## Task details
What follows is a block of records; reproduce all of it verbatim.
# # # # #
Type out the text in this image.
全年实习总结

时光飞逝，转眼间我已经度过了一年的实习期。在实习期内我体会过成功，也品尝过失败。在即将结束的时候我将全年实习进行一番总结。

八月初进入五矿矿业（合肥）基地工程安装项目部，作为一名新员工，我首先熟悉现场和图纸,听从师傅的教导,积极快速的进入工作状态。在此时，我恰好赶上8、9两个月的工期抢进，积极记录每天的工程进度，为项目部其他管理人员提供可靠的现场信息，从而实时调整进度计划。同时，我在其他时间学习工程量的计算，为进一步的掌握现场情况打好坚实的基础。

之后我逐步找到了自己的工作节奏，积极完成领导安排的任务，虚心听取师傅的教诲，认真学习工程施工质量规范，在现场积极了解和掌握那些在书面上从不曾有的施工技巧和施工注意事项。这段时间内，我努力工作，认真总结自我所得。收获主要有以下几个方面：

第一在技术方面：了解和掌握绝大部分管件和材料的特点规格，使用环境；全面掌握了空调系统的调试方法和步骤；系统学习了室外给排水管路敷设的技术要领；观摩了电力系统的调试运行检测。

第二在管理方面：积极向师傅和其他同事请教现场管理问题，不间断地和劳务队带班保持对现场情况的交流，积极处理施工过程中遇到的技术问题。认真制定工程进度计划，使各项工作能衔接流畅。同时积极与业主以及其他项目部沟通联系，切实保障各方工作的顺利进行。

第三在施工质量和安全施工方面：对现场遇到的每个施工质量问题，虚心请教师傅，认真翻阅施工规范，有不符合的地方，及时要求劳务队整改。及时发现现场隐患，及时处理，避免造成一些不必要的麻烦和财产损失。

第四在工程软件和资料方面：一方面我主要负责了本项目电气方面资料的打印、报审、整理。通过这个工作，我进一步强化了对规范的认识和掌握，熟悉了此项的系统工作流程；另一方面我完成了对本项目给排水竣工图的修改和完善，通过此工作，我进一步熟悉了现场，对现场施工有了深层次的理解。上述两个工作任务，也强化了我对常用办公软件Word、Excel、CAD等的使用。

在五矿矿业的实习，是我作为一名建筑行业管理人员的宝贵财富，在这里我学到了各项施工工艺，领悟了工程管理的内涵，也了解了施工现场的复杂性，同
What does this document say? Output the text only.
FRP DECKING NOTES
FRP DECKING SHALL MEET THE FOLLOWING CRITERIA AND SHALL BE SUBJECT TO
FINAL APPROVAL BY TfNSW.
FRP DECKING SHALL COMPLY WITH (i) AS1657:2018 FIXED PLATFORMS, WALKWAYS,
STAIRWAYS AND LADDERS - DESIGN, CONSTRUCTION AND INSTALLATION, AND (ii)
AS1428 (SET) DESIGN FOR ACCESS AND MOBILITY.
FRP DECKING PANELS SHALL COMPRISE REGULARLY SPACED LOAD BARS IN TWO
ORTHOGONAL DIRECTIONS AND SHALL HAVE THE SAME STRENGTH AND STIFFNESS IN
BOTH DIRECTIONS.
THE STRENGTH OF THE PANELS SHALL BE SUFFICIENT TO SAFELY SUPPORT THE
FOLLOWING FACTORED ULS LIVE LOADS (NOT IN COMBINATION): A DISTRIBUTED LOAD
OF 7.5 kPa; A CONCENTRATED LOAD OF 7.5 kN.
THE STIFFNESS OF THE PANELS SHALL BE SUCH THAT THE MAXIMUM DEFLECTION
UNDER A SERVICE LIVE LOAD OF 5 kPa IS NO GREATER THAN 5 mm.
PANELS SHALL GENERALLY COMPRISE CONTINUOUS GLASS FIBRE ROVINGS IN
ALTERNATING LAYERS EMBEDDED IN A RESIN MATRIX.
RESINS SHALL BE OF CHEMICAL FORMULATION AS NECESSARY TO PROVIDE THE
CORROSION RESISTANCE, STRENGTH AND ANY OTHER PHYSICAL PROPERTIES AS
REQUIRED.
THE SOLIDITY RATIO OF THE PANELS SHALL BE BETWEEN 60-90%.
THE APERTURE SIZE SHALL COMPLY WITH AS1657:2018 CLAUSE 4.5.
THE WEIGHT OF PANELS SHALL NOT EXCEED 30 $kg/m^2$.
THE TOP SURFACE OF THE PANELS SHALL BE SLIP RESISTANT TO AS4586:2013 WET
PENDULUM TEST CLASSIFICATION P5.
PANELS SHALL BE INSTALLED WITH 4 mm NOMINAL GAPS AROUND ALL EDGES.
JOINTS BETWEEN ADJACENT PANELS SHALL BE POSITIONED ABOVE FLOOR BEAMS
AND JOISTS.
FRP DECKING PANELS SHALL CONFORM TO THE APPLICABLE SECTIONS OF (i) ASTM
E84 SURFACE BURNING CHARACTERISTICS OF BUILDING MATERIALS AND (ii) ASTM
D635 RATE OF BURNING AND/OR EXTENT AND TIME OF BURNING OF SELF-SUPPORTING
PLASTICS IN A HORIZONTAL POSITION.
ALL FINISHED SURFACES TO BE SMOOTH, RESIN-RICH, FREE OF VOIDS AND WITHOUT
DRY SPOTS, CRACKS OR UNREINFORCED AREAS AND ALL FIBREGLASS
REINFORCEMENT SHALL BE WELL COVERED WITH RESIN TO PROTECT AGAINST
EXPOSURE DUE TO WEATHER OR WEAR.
# # # # #
## Worked solution
Type out the text in this image.
全年实习总结

时光飞逝，转眼间我已经度过了一年的实习期。在实习期内我体会过成功，也品尝过失败。在即将结束的时候我将全年实习进行一番总结。

八月初进入五矿矿业（合肥）基地工程安装项目部，作为一名新员工，我首先熟悉现场和图纸,听从师傅的教导,积极快速的进入工作状态。在此时，我恰好赶上8、9两个月的工期抢进，积极记录每天的工程进度，为项目部其他管理人员提供可靠的现场信息，从而实时调整进度计划。同时，我在其他时间学习工程量的计算，为进一步的掌握现场情况打好坚实的基础。

之后我逐步找到了自己的工作节奏，积极完成领导安排的任务，虚心听取师傅的教诲，认真学习工程施工质量规范，在现场积极了解和掌握那些在书面上从不曾有的施工技巧和施工注意事项。这段时间内，我努力工作，认真总结自我所得。收获主要有以下几个方面：

第一在技术方面：了解和掌握绝大部分管件和材料的特点规格，使用环境；全面掌握了空调系统的调试方法和步骤；系统学习了室外给排水管路敷设的技术要领；观摩了电力系统的调试运行检测。

第二在管理方面：积极向师傅和其他同事请教现场管理问题，不间断地和劳务队带班保持对现场情况的交流，积极处理施工过程中遇到的技术问题。认真制定工程进度计划，使各项工作能衔接流畅。同时积极与业主以及其他项目部沟通联系，切实保障各方工作的顺利进行。

第三在施工质量和安全施工方面：对现场遇到的每个施工质量问题，虚心请教师傅，认真翻阅施工规范，有不符合的地方，及时要求劳务队整改。及时发现现场隐患，及时处理，避免造成一些不必要的麻烦和财产损失。

第四在工程软件和资料方面：一方面我主要负责了本项目电气方面资料的打印、报审、整理。通过这个工作，我进一步强化了对规范的认识和掌握，熟悉了此项的系统工作流程；另一方面我完成了对本项目给排水竣工图的修改和完善，通过此工作，我进一步熟悉了现场，对现场施工有了深层次的理解。上述两个工作任务，也强化了我对常用办公软件Word、Excel、CAD等的使用。

在五矿矿业的实习，是我作为一名建筑行业管理人员的宝贵财富，在这里我学到了各项施工工艺，领悟了工程管理的内涵，也了解了施工现场的复杂性，同
What does this document say? Output the text only.
FRP DECKING NOTES
FRP DECKING SHALL MEET THE FOLLOWING CRITERIA AND SHALL BE SUBJECT TO
FINAL APPROVAL BY TfNSW.
FRP DECKING SHALL COMPLY WITH (i) AS1657:2018 FIXED PLATFORMS, WALKWAYS,
STAIRWAYS AND LADDERS - DESIGN, CONSTRUCTION AND INSTALLATION, AND (ii)
AS1428 (SET) DESIGN FOR ACCESS AND MOBILITY.
FRP DECKING PANELS SHALL COMPRISE REGULARLY SPACED LOAD BARS IN TWO
ORTHOGONAL DIRECTIONS AND SHALL HAVE THE SAME STRENGTH AND STIFFNESS IN
BOTH DIRECTIONS.
THE STRENGTH OF THE PANELS SHALL BE SUFFICIENT TO SAFELY SUPPORT THE
FOLLOWING FACTORED ULS LIVE LOADS (NOT IN COMBINATION): A DISTRIBUTED LOAD
OF 7.5 kPa; A CONCENTRATED LOAD OF 7.5 kN.
THE STIFFNESS OF THE PANELS SHALL BE SUCH THAT THE MAXIMUM DEFLECTION
UNDER A SERVICE LIVE LOAD OF 5 kPa IS NO GREATER THAN 5 mm.
PANELS SHALL GENERALLY COMPRISE CONTINUOUS GLASS FIBRE ROVINGS IN
ALTERNATING LAYERS EMBEDDED IN A RESIN MATRIX.
RESINS SHALL BE OF CHEMICAL FORMULATION AS NECESSARY TO PROVIDE THE
CORROSION RESISTANCE, STRENGTH AND ANY OTHER PHYSICAL PROPERTIES AS
REQUIRED.
THE SOLIDITY RATIO OF THE PANELS SHALL BE BETWEEN 60-90%.
THE APERTURE SIZE SHALL COMPLY WITH AS1657:2018 CLAUSE 4.5.
THE WEIGHT OF PANELS SHALL NOT EXCEED 30 $kg/m^2$.
THE TOP SURFACE OF THE PANELS SHALL BE SLIP RESISTANT TO AS4586:2013 WET
PENDULUM TEST CLASSIFICATION P5.
PANELS SHALL BE INSTALLED WITH 4 mm NOMINAL GAPS AROUND ALL EDGES.
JOINTS BETWEEN ADJACENT PANELS SHALL BE POSITIONED ABOVE FLOOR BEAMS
AND JOISTS.
FRP DECKING PANELS SHALL CONFORM TO THE APPLICABLE SECTIONS OF (i) ASTM
E84 SURFACE BURNING CHARACTERISTICS OF BUILDING MATERIALS AND (ii) ASTM
D635 RATE OF BURNING AND/OR EXTENT AND TIME OF BURNING OF SELF-SUPPORTING
PLASTICS IN A HORIZONTAL POSITION.
ALL FINISHED SURFACES TO BE SMOOTH, RESIN-RICH, FREE OF VOIDS AND WITHOUT
DRY SPOTS, CRACKS OR UNREINFORCED AREAS AND ALL FIBREGLASS
REINFORCEMENT SHALL BE WELL COVERED WITH RESIN TO PROTECT AGAINST
EXPOSURE DUE TO WEATHER OR WEAR.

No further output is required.